* Start Data for processing *
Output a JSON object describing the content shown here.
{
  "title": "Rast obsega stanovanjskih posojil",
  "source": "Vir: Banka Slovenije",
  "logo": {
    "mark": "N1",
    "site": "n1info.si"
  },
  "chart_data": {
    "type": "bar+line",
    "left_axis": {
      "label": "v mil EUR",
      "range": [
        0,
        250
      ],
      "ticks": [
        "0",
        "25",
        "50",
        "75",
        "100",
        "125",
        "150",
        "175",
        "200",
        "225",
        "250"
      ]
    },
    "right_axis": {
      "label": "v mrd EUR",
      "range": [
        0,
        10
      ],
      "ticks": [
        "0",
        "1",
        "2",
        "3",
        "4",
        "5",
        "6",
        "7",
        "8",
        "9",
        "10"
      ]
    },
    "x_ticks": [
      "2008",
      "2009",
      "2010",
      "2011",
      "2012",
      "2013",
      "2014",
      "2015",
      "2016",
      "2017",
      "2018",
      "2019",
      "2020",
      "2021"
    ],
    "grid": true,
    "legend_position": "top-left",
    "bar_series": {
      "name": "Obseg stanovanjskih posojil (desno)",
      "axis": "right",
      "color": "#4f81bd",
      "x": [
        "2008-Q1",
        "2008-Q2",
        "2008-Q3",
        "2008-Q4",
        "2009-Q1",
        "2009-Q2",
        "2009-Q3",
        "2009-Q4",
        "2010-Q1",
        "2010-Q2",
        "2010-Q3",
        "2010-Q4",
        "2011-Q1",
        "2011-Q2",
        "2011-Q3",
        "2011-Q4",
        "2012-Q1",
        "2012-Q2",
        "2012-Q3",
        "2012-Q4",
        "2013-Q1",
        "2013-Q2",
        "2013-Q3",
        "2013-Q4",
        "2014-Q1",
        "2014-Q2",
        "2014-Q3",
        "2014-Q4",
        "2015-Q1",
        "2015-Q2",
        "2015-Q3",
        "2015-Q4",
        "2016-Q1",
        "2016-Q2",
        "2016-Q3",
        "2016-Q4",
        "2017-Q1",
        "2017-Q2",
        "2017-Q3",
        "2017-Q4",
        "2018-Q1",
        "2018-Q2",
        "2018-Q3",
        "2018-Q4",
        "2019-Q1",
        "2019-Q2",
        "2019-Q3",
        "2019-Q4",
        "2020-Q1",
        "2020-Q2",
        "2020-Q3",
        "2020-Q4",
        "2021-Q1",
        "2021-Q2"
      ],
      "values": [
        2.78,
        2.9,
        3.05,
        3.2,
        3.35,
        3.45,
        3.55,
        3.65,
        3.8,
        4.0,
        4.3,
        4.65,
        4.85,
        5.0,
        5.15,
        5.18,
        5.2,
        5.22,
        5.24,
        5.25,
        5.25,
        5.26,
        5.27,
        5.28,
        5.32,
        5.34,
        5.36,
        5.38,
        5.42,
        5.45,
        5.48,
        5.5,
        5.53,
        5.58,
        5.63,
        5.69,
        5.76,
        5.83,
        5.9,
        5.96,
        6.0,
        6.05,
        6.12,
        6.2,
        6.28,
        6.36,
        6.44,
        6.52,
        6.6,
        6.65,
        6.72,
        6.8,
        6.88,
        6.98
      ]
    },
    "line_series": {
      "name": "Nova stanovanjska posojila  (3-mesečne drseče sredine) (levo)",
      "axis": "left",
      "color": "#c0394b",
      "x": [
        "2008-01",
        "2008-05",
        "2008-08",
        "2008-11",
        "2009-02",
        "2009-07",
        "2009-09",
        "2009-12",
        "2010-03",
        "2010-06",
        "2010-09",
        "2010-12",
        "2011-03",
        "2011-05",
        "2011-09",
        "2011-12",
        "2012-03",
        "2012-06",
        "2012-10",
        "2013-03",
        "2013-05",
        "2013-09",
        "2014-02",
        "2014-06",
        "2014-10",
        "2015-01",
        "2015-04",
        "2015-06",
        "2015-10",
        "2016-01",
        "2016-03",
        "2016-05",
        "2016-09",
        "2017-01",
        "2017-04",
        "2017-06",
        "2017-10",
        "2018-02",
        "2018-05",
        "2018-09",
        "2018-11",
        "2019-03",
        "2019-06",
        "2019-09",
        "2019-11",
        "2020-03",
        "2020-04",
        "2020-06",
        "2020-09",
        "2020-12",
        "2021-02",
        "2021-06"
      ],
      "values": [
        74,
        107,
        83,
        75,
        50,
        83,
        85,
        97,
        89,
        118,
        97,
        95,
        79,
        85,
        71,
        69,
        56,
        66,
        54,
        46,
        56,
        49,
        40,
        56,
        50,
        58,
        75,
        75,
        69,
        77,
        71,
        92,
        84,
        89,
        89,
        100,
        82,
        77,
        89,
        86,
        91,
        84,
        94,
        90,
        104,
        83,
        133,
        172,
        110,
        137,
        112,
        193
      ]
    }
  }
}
* End Data for processing *
* [Task goal] Pick out every line holding the string "stanovanjskih" and return it.

* [Problem solution]
  "title": "Rast obsega stanovanjskih posojil",
      "name": "Obseg stanovanjskih posojil (desno)",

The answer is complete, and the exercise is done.